↓
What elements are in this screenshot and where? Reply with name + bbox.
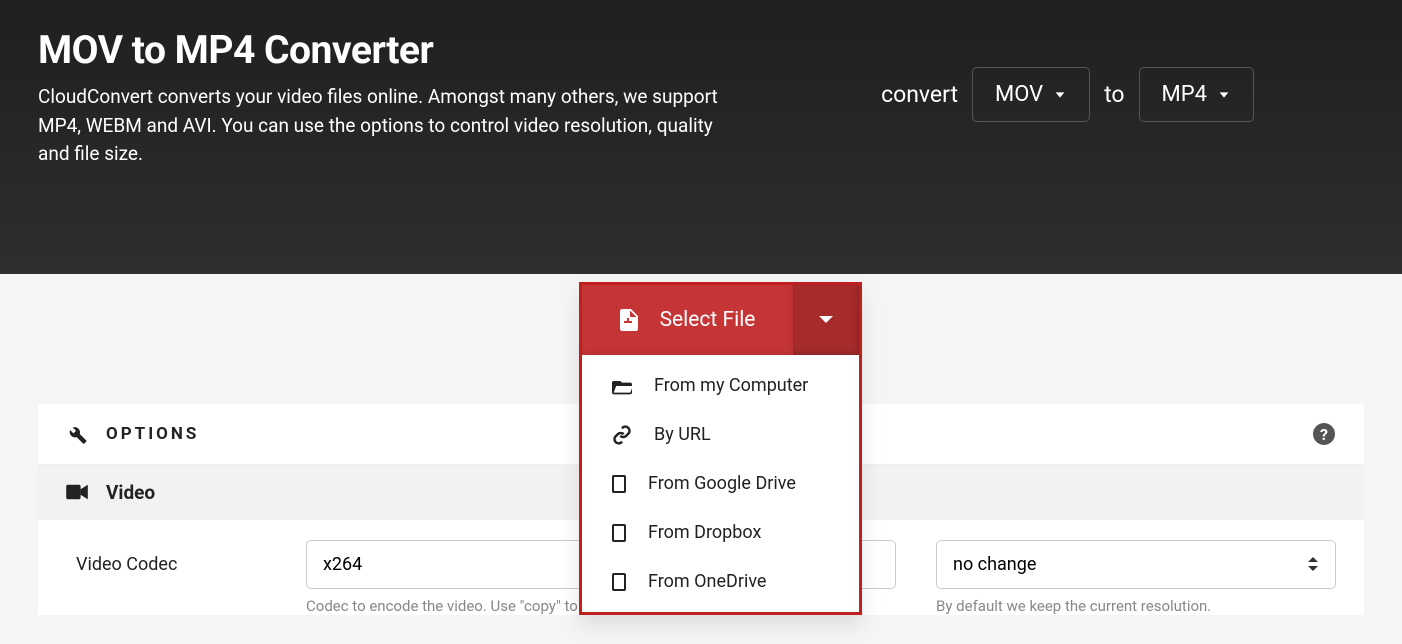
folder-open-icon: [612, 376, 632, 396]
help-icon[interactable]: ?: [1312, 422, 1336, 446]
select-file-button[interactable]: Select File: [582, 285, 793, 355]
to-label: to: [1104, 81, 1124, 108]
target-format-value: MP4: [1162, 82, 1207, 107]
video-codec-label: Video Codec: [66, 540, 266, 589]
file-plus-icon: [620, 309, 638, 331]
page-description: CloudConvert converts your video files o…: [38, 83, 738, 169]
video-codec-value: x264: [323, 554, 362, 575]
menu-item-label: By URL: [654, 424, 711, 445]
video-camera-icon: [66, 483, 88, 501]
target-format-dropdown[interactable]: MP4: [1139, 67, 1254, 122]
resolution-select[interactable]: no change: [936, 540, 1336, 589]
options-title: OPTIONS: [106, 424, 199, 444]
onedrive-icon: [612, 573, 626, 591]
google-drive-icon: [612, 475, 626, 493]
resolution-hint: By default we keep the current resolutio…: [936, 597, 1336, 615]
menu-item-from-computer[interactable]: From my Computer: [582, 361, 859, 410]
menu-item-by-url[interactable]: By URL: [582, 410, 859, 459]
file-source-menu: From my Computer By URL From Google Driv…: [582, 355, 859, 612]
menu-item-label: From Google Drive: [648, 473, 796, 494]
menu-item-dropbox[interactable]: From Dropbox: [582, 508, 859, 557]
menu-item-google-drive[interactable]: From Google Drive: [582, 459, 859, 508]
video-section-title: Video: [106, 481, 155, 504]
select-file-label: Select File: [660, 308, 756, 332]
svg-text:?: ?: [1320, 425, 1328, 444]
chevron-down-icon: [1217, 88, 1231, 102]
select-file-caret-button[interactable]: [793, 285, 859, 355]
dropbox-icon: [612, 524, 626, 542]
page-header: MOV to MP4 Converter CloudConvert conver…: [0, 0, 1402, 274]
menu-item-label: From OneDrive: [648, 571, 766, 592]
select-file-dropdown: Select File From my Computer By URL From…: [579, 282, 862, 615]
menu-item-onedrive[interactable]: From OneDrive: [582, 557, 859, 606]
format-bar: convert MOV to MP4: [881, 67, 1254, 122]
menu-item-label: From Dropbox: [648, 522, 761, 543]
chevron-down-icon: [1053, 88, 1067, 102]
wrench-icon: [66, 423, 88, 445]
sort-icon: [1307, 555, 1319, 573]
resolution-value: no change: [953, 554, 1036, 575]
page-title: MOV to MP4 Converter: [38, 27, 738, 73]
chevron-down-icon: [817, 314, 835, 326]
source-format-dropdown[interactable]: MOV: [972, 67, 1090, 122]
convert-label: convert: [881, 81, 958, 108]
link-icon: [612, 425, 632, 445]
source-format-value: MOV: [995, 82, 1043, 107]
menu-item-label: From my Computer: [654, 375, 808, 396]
↑
#### [WHAT NEEDS TO BE DONE]
Extract the entries starting at the line containing "folder-open-icon: [612, 376, 632, 396]" and ending at the line containing "video-camera-icon: [66, 483, 88, 501]", and reproduce them without alteration.

#### [TASK SOLUTION]
folder-open-icon: [612, 376, 632, 396]
help-icon[interactable]: ?: [1312, 422, 1336, 446]
select-file-button[interactable]: Select File: [582, 285, 793, 355]
to-label: to: [1104, 81, 1124, 108]
target-format-value: MP4: [1162, 82, 1207, 107]
video-codec-label: Video Codec: [66, 540, 266, 589]
file-plus-icon: [620, 309, 638, 331]
page-description: CloudConvert converts your video files o…: [38, 83, 738, 169]
video-codec-value: x264: [323, 554, 362, 575]
menu-item-label: By URL: [654, 424, 711, 445]
video-camera-icon: [66, 483, 88, 501]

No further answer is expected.